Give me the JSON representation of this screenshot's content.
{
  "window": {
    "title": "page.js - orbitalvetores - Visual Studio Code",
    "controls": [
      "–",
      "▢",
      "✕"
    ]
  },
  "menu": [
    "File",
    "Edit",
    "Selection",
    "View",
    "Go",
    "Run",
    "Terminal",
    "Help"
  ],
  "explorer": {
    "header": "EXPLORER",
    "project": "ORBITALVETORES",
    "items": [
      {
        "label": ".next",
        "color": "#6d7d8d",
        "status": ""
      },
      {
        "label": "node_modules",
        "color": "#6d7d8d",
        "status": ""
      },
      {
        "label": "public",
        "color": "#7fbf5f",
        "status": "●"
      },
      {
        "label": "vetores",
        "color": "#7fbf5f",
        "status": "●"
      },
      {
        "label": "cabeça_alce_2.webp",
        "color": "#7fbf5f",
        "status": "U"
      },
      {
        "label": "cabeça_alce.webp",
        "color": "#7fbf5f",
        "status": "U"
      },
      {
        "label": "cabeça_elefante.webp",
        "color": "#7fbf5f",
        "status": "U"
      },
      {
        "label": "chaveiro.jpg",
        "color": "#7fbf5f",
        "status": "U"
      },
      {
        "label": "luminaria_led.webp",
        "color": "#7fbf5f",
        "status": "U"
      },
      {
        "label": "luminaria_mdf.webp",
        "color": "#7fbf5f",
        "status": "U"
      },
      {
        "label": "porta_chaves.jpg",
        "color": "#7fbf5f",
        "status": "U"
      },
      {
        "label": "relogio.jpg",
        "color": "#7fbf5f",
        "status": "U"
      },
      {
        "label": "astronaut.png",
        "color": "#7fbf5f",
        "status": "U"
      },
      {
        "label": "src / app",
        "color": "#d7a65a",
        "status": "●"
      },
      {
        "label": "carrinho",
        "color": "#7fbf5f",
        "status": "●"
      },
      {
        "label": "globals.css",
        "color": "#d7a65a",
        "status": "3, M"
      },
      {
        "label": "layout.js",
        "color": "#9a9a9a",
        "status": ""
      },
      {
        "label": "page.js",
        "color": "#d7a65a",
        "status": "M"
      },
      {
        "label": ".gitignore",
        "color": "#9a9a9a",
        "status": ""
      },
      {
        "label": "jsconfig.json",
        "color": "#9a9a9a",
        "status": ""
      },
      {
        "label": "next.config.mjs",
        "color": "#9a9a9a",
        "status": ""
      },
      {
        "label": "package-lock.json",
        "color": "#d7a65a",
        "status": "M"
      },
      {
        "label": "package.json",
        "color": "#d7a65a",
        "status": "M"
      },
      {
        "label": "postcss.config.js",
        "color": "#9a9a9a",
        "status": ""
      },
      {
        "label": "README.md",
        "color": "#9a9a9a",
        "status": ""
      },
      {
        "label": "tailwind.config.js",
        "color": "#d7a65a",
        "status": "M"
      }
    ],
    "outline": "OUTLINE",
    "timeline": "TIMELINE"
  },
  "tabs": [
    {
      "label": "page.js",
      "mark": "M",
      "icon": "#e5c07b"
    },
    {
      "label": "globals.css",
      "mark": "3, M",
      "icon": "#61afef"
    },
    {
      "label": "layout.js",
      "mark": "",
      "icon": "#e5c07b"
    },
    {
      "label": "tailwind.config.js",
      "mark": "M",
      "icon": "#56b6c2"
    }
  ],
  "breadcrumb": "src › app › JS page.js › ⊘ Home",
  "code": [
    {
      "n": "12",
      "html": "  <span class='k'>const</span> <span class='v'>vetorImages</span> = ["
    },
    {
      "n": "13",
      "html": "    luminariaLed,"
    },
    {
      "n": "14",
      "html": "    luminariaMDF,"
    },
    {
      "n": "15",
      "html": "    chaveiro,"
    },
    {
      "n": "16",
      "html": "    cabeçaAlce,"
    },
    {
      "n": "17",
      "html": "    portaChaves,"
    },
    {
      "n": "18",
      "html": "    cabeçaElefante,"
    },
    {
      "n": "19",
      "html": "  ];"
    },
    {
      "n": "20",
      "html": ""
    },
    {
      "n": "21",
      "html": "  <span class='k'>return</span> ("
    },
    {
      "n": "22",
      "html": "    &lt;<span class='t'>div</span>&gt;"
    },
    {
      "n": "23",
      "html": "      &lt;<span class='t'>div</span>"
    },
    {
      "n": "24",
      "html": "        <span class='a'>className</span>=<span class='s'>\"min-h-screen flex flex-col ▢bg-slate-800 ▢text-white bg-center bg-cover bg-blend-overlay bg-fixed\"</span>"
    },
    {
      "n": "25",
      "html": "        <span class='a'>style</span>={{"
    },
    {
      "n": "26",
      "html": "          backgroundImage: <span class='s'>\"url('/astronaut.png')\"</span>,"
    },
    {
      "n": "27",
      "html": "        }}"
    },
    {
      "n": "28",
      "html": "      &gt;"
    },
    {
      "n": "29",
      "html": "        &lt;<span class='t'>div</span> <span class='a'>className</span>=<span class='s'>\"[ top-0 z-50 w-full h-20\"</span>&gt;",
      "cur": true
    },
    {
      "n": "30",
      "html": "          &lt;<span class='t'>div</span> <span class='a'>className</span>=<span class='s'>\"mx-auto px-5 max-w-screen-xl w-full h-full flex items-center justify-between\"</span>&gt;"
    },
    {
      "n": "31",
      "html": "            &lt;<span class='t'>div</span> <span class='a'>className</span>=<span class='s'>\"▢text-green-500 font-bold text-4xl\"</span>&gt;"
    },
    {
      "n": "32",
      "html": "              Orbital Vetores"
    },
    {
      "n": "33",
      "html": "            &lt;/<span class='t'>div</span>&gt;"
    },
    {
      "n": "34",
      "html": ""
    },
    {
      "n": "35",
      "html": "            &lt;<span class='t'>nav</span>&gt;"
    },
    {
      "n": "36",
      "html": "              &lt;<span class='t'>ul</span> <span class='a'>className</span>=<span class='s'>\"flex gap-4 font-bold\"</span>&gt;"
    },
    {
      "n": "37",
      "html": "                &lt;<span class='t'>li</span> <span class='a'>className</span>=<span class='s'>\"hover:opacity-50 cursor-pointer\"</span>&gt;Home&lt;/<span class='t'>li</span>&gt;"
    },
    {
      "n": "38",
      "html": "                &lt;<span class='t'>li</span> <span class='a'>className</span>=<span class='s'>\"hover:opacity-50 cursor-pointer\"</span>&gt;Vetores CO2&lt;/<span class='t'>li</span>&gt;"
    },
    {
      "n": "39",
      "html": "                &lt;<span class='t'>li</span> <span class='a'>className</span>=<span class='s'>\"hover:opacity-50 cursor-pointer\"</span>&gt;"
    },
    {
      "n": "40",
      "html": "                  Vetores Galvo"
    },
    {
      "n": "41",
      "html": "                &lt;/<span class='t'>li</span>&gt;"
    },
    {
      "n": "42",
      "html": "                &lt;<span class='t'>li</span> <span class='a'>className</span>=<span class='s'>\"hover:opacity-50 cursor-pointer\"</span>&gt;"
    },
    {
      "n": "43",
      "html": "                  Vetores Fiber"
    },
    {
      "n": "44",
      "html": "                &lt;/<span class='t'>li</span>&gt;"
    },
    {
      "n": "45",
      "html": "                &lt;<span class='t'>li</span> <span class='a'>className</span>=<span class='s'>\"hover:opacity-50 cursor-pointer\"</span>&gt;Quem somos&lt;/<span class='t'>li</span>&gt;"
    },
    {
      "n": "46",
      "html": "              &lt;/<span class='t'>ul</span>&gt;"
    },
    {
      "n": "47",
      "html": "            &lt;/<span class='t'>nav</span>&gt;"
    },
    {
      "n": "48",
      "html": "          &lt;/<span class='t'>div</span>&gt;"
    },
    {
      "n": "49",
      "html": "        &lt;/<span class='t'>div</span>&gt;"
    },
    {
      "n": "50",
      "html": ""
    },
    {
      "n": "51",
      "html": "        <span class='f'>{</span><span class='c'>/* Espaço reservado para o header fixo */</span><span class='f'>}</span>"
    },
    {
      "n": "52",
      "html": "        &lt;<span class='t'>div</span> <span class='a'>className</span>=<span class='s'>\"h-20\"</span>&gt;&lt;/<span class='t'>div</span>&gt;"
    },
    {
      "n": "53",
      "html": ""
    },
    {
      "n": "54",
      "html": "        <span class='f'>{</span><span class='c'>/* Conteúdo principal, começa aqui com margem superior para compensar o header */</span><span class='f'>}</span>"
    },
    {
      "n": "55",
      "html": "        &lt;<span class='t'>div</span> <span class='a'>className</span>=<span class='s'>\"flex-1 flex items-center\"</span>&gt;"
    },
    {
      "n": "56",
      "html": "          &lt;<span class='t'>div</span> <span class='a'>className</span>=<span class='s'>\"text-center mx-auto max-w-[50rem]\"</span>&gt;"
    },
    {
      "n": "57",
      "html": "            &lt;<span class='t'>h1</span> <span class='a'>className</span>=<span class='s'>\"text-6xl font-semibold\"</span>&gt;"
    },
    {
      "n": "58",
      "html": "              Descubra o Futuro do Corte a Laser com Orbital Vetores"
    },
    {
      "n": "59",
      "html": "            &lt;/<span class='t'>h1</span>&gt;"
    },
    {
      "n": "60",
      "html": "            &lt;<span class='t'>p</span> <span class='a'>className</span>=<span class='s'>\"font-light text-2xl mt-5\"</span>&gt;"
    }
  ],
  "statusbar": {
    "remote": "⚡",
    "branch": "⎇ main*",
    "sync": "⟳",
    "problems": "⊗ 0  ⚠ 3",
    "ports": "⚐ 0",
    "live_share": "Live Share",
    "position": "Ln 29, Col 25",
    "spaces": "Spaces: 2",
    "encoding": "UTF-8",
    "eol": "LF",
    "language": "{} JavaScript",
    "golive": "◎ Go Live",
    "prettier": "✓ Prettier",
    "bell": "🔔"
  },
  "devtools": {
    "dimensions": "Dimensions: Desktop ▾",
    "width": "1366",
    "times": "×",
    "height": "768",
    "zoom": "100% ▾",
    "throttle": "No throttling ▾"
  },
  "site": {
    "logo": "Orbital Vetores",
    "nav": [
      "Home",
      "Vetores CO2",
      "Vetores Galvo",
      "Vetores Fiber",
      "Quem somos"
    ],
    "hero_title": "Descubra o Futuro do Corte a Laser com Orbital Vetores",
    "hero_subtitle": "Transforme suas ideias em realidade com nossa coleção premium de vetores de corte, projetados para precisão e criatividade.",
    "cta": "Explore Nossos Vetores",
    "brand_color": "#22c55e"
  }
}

--- EXERCISE OBJECTIVE ---
Report how many lines include the word "Descubra". Give nothing but the number.

--- RIGHT ANSWER ---
2